▶ [DATASET RECORDS]:
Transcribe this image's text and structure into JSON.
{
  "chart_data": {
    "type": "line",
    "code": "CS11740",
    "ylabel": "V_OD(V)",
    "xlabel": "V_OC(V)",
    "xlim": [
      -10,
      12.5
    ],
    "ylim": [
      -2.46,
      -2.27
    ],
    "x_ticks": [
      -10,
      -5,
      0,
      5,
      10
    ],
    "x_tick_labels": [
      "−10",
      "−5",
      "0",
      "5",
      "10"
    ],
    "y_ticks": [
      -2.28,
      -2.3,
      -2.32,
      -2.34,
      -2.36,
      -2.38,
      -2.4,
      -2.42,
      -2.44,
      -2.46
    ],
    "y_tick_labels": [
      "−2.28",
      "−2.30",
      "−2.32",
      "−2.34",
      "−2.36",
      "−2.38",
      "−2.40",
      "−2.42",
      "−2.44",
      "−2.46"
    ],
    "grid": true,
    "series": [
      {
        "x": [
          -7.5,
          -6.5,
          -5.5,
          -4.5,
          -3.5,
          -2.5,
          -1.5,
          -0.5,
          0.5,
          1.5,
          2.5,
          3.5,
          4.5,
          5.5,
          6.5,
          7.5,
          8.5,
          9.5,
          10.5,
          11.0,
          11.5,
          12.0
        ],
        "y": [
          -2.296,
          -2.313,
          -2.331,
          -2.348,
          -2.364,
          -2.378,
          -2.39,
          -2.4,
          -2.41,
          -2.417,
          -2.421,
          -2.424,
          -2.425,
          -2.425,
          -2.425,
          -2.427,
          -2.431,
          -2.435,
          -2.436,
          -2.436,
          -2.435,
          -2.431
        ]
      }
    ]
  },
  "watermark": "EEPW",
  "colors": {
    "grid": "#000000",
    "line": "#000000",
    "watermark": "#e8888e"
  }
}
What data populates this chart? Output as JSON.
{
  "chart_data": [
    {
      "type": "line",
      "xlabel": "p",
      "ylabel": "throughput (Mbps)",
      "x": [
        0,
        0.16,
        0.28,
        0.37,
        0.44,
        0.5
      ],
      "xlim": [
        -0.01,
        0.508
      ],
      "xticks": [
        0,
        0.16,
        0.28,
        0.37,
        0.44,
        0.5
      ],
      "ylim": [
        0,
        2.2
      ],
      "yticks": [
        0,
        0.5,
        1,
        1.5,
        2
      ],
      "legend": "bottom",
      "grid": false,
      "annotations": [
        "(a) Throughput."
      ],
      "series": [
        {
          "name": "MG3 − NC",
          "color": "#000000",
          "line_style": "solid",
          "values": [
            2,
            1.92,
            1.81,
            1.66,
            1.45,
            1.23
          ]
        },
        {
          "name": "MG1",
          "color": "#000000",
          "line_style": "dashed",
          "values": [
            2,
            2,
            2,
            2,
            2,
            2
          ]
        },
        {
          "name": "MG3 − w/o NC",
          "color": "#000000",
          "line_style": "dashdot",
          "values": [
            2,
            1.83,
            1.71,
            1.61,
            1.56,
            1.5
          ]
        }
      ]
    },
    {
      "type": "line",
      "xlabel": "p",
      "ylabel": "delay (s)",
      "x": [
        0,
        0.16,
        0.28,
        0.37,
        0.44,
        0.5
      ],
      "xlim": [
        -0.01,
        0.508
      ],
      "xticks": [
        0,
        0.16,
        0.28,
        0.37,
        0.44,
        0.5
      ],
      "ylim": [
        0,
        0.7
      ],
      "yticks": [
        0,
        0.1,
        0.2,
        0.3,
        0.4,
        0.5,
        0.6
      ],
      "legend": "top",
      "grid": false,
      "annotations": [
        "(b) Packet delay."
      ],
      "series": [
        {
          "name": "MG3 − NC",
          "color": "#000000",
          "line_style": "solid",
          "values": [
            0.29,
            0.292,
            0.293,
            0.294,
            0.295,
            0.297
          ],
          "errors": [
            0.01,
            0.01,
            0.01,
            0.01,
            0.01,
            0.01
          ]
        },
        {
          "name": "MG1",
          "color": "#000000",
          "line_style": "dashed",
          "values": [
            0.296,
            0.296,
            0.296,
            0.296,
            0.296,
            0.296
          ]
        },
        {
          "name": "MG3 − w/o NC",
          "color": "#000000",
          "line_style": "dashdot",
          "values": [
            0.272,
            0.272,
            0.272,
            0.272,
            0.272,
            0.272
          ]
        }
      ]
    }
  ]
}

▶ [DIRECTION]: Please set down the whole listing above without altering a single line.

▶ [ANSWER TO THE EXERCISE]:
Transcribe this image's text and structure into JSON.
{
  "chart_data": {
    "type": "line",
    "code": "CS11740",
    "ylabel": "V_OD(V)",
    "xlabel": "V_OC(V)",
    "xlim": [
      -10,
      12.5
    ],
    "ylim": [
      -2.46,
      -2.27
    ],
    "x_ticks": [
      -10,
      -5,
      0,
      5,
      10
    ],
    "x_tick_labels": [
      "−10",
      "−5",
      "0",
      "5",
      "10"
    ],
    "y_ticks": [
      -2.28,
      -2.3,
      -2.32,
      -2.34,
      -2.36,
      -2.38,
      -2.4,
      -2.42,
      -2.44,
      -2.46
    ],
    "y_tick_labels": [
      "−2.28",
      "−2.30",
      "−2.32",
      "−2.34",
      "−2.36",
      "−2.38",
      "−2.40",
      "−2.42",
      "−2.44",
      "−2.46"
    ],
    "grid": true,
    "series": [
      {
        "x": [
          -7.5,
          -6.5,
          -5.5,
          -4.5,
          -3.5,
          -2.5,
          -1.5,
          -0.5,
          0.5,
          1.5,
          2.5,
          3.5,
          4.5,
          5.5,
          6.5,
          7.5,
          8.5,
          9.5,
          10.5,
          11.0,
          11.5,
          12.0
        ],
        "y": [
          -2.296,
          -2.313,
          -2.331,
          -2.348,
          -2.364,
          -2.378,
          -2.39,
          -2.4,
          -2.41,
          -2.417,
          -2.421,
          -2.424,
          -2.425,
          -2.425,
          -2.425,
          -2.427,
          -2.431,
          -2.435,
          -2.436,
          -2.436,
          -2.435,
          -2.431
        ]
      }
    ]
  },
  "watermark": "EEPW",
  "colors": {
    "grid": "#000000",
    "line": "#000000",
    "watermark": "#e8888e"
  }
}
What data populates this chart? Output as JSON.
{
  "chart_data": [
    {
      "type": "line",
      "xlabel": "p",
      "ylabel": "throughput (Mbps)",
      "x": [
        0,
        0.16,
        0.28,
        0.37,
        0.44,
        0.5
      ],
      "xlim": [
        -0.01,
        0.508
      ],
      "xticks": [
        0,
        0.16,
        0.28,
        0.37,
        0.44,
        0.5
      ],
      "ylim": [
        0,
        2.2
      ],
      "yticks": [
        0,
        0.5,
        1,
        1.5,
        2
      ],
      "legend": "bottom",
      "grid": false,
      "annotations": [
        "(a) Throughput."
      ],
      "series": [
        {
          "name": "MG3 − NC",
          "color": "#000000",
          "line_style": "solid",
          "values": [
            2,
            1.92,
            1.81,
            1.66,
            1.45,
            1.23
          ]
        },
        {
          "name": "MG1",
          "color": "#000000",
          "line_style": "dashed",
          "values": [
            2,
            2,
            2,
            2,
            2,
            2
          ]
        },
        {
          "name": "MG3 − w/o NC",
          "color": "#000000",
          "line_style": "dashdot",
          "values": [
            2,
            1.83,
            1.71,
            1.61,
            1.56,
            1.5
          ]
        }
      ]
    },
    {
      "type": "line",
      "xlabel": "p",
      "ylabel": "delay (s)",
      "x": [
        0,
        0.16,
        0.28,
        0.37,
        0.44,
        0.5
      ],
      "xlim": [
        -0.01,
        0.508
      ],
      "xticks": [
        0,
        0.16,
        0.28,
        0.37,
        0.44,
        0.5
      ],
      "ylim": [
        0,
        0.7
      ],
      "yticks": [
        0,
        0.1,
        0.2,
        0.3,
        0.4,
        0.5,
        0.6
      ],
      "legend": "top",
      "grid": false,
      "annotations": [
        "(b) Packet delay."
      ],
      "series": [
        {
          "name": "MG3 − NC",
          "color": "#000000",
          "line_style": "solid",
          "values": [
            0.29,
            0.292,
            0.293,
            0.294,
            0.295,
            0.297
          ],
          "errors": [
            0.01,
            0.01,
            0.01,
            0.01,
            0.01,
            0.01
          ]
        },
        {
          "name": "MG1",
          "color": "#000000",
          "line_style": "dashed",
          "values": [
            0.296,
            0.296,
            0.296,
            0.296,
            0.296,
            0.296
          ]
        },
        {
          "name": "MG3 − w/o NC",
          "color": "#000000",
          "line_style": "dashdot",
          "values": [
            0.272,
            0.272,
            0.272,
            0.272,
            0.272,
            0.272
          ]
        }
      ]
    }
  ]
}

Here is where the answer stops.